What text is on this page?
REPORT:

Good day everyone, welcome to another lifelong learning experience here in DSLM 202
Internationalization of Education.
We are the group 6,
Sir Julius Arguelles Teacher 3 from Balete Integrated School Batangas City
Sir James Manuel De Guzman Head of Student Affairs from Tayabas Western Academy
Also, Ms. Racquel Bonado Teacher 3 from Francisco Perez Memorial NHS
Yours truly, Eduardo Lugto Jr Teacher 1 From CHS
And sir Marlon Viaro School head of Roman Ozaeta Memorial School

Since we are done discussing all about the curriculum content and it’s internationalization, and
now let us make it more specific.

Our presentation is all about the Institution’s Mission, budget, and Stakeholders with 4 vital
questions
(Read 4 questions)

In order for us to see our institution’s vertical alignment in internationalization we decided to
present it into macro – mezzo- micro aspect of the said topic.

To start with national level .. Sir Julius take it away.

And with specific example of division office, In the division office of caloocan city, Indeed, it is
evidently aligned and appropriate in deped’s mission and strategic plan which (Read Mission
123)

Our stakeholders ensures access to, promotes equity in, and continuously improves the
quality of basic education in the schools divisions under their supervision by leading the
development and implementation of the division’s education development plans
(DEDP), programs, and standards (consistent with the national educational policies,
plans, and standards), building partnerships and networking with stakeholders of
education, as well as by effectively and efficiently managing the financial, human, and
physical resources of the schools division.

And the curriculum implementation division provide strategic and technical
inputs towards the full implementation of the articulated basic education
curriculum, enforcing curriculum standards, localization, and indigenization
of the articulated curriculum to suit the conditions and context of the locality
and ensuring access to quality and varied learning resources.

________________________________________

◆ REQUIREMENTS: Reproduce each record exactly, leaving nothing out.

◆ ANSWER TO THIS EXERCISE:
What text is on this page?
REPORT:

Good day everyone, welcome to another lifelong learning experience here in DSLM 202
Internationalization of Education.
We are the group 6,
Sir Julius Arguelles Teacher 3 from Balete Integrated School Batangas City
Sir James Manuel De Guzman Head of Student Affairs from Tayabas Western Academy
Also, Ms. Racquel Bonado Teacher 3 from Francisco Perez Memorial NHS
Yours truly, Eduardo Lugto Jr Teacher 1 From CHS
And sir Marlon Viaro School head of Roman Ozaeta Memorial School

Since we are done discussing all about the curriculum content and it’s internationalization, and
now let us make it more specific.

Our presentation is all about the Institution’s Mission, budget, and Stakeholders with 4 vital
questions
(Read 4 questions)

In order for us to see our institution’s vertical alignment in internationalization we decided to
present it into macro – mezzo- micro aspect of the said topic.

To start with national level .. Sir Julius take it away.

And with specific example of division office, In the division office of caloocan city, Indeed, it is
evidently aligned and appropriate in deped’s mission and strategic plan which (Read Mission
123)

Our stakeholders ensures access to, promotes equity in, and continuously improves the
quality of basic education in the schools divisions under their supervision by leading the
development and implementation of the division’s education development plans
(DEDP), programs, and standards (consistent with the national educational policies,
plans, and standards), building partnerships and networking with stakeholders of
education, as well as by effectively and efficiently managing the financial, human, and
physical resources of the schools division.

And the curriculum implementation division provide strategic and technical
inputs towards the full implementation of the articulated basic education
curriculum, enforcing curriculum standards, localization, and indigenization
of the articulated curriculum to suit the conditions and context of the locality
and ensuring access to quality and varied learning resources.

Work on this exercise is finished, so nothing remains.